▶ **Aim**
Give the count of lines containing the string "this", with no other output.

▶ **Data section**

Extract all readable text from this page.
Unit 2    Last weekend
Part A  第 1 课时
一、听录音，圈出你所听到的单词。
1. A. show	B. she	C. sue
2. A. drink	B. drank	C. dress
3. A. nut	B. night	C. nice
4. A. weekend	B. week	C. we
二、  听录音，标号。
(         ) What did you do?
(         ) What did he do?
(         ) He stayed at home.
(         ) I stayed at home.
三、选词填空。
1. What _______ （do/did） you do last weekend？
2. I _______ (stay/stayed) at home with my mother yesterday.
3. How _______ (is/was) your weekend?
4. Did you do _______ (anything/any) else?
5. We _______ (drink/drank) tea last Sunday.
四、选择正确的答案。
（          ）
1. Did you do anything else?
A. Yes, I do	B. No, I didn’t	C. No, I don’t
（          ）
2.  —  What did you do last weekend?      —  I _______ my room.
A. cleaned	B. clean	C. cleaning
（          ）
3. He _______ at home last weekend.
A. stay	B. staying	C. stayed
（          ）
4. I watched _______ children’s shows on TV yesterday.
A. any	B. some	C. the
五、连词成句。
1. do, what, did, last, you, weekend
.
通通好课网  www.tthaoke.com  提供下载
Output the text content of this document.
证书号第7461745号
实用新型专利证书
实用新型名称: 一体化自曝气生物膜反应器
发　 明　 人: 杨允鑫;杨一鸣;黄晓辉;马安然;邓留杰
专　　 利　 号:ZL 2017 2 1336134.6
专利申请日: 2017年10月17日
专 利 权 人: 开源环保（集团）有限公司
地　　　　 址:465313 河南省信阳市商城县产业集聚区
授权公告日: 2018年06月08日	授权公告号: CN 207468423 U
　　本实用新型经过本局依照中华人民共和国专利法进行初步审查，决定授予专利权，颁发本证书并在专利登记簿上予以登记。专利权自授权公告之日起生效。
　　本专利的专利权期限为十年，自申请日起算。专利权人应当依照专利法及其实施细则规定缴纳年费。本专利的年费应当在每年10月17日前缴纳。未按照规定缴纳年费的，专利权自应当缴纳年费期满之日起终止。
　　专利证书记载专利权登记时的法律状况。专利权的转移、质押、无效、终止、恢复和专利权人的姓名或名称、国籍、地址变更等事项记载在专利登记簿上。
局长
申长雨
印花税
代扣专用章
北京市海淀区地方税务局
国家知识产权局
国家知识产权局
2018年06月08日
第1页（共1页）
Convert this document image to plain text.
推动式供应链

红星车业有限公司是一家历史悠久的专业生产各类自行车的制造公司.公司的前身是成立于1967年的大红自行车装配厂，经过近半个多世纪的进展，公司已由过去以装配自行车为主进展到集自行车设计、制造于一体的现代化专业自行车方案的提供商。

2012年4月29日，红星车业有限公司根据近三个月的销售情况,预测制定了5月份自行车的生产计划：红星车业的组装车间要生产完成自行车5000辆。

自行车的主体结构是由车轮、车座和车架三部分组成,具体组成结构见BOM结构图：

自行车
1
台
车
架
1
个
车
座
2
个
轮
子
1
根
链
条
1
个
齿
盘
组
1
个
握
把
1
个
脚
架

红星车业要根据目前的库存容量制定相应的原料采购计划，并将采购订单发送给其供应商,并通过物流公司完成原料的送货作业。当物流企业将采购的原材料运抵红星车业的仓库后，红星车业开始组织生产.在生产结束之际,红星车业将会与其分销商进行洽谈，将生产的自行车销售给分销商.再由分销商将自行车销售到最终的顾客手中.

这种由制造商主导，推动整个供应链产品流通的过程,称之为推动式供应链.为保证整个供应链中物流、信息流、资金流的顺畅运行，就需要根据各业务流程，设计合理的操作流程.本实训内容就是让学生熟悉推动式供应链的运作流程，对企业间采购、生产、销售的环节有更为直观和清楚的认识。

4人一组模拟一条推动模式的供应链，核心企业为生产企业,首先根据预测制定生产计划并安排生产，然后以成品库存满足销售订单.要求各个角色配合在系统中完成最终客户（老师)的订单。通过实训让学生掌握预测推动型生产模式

▶ **The result**
3